• _WHAT TO WORK ON_: Would you retype all of these records exactly?

----- RECORD LIST -----

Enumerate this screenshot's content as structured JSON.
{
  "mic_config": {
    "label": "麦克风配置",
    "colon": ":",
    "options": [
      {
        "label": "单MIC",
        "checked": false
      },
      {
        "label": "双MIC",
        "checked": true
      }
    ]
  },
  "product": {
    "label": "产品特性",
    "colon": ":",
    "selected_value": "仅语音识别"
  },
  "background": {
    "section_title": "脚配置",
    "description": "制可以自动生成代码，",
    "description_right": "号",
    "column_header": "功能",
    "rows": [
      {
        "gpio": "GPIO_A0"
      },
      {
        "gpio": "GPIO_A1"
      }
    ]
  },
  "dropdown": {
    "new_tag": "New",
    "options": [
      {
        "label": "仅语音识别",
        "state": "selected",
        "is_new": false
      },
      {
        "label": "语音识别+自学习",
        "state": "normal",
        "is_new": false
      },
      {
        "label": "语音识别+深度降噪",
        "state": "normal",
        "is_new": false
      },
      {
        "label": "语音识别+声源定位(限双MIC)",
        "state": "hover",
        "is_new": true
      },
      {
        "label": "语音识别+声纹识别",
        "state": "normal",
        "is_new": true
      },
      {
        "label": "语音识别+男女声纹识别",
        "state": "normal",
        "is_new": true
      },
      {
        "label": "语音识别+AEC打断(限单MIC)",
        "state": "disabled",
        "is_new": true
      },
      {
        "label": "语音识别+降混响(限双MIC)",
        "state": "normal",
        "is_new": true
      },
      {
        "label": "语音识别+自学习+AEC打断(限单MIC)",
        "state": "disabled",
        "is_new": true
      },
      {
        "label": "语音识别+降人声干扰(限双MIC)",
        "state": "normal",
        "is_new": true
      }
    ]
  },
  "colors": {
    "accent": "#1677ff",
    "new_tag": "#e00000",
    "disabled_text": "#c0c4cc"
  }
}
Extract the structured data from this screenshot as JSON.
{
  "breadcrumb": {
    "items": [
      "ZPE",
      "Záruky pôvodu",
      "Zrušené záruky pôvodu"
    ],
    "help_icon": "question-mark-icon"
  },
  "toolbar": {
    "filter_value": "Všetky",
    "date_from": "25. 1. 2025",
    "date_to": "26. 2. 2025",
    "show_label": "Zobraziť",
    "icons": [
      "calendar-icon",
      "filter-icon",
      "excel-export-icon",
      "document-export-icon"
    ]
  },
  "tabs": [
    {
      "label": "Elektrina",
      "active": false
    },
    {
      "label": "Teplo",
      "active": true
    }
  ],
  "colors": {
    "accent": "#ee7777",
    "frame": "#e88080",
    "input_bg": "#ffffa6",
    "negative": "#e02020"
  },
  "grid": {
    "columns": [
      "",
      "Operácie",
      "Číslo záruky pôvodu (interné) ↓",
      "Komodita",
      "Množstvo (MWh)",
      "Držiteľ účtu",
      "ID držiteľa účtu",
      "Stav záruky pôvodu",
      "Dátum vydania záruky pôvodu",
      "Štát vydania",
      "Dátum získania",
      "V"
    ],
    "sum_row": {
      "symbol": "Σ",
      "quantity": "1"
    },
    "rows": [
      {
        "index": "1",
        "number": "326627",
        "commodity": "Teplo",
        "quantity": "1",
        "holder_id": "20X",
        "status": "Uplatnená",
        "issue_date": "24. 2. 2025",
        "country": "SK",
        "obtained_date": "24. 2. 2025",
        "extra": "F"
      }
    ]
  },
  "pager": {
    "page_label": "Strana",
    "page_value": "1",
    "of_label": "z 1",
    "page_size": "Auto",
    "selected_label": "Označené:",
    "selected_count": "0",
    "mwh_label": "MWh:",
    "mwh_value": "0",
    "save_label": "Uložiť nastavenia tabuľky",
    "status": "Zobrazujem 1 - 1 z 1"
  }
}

-----

• _CORRECT RESPONSE_:
Enumerate this screenshot's content as structured JSON.
{
  "mic_config": {
    "label": "麦克风配置",
    "colon": ":",
    "options": [
      {
        "label": "单MIC",
        "checked": false
      },
      {
        "label": "双MIC",
        "checked": true
      }
    ]
  },
  "product": {
    "label": "产品特性",
    "colon": ":",
    "selected_value": "仅语音识别"
  },
  "background": {
    "section_title": "脚配置",
    "description": "制可以自动生成代码，",
    "description_right": "号",
    "column_header": "功能",
    "rows": [
      {
        "gpio": "GPIO_A0"
      },
      {
        "gpio": "GPIO_A1"
      }
    ]
  },
  "dropdown": {
    "new_tag": "New",
    "options": [
      {
        "label": "仅语音识别",
        "state": "selected",
        "is_new": false
      },
      {
        "label": "语音识别+自学习",
        "state": "normal",
        "is_new": false
      },
      {
        "label": "语音识别+深度降噪",
        "state": "normal",
        "is_new": false
      },
      {
        "label": "语音识别+声源定位(限双MIC)",
        "state": "hover",
        "is_new": true
      },
      {
        "label": "语音识别+声纹识别",
        "state": "normal",
        "is_new": true
      },
      {
        "label": "语音识别+男女声纹识别",
        "state": "normal",
        "is_new": true
      },
      {
        "label": "语音识别+AEC打断(限单MIC)",
        "state": "disabled",
        "is_new": true
      },
      {
        "label": "语音识别+降混响(限双MIC)",
        "state": "normal",
        "is_new": true
      },
      {
        "label": "语音识别+自学习+AEC打断(限单MIC)",
        "state": "disabled",
        "is_new": true
      },
      {
        "label": "语音识别+降人声干扰(限双MIC)",
        "state": "normal",
        "is_new": true
      }
    ]
  },
  "colors": {
    "accent": "#1677ff",
    "new_tag": "#e00000",
    "disabled_text": "#c0c4cc"
  }
}
Extract the structured data from this screenshot as JSON.
{
  "breadcrumb": {
    "items": [
      "ZPE",
      "Záruky pôvodu",
      "Zrušené záruky pôvodu"
    ],
    "help_icon": "question-mark-icon"
  },
  "toolbar": {
    "filter_value": "Všetky",
    "date_from": "25. 1. 2025",
    "date_to": "26. 2. 2025",
    "show_label": "Zobraziť",
    "icons": [
      "calendar-icon",
      "filter-icon",
      "excel-export-icon",
      "document-export-icon"
    ]
  },
  "tabs": [
    {
      "label": "Elektrina",
      "active": false
    },
    {
      "label": "Teplo",
      "active": true
    }
  ],
  "colors": {
    "accent": "#ee7777",
    "frame": "#e88080",
    "input_bg": "#ffffa6",
    "negative": "#e02020"
  },
  "grid": {
    "columns": [
      "",
      "Operácie",
      "Číslo záruky pôvodu (interné) ↓",
      "Komodita",
      "Množstvo (MWh)",
      "Držiteľ účtu",
      "ID držiteľa účtu",
      "Stav záruky pôvodu",
      "Dátum vydania záruky pôvodu",
      "Štát vydania",
      "Dátum získania",
      "V"
    ],
    "sum_row": {
      "symbol": "Σ",
      "quantity": "1"
    },
    "rows": [
      {
        "index": "1",
        "number": "326627",
        "commodity": "Teplo",
        "quantity": "1",
        "holder_id": "20X",
        "status": "Uplatnená",
        "issue_date": "24. 2. 2025",
        "country": "SK",
        "obtained_date": "24. 2. 2025",
        "extra": "F"
      }
    ]
  },
  "pager": {
    "page_label": "Strana",
    "page_value": "1",
    "of_label": "z 1",
    "page_size": "Auto",
    "selected_label": "Označené:",
    "selected_count": "0",
    "mwh_label": "MWh:",
    "mwh_value": "0",
    "save_label": "Uložiť nastavenia tabuľky",
    "status": "Zobrazujem 1 - 1 z 1"
  }
}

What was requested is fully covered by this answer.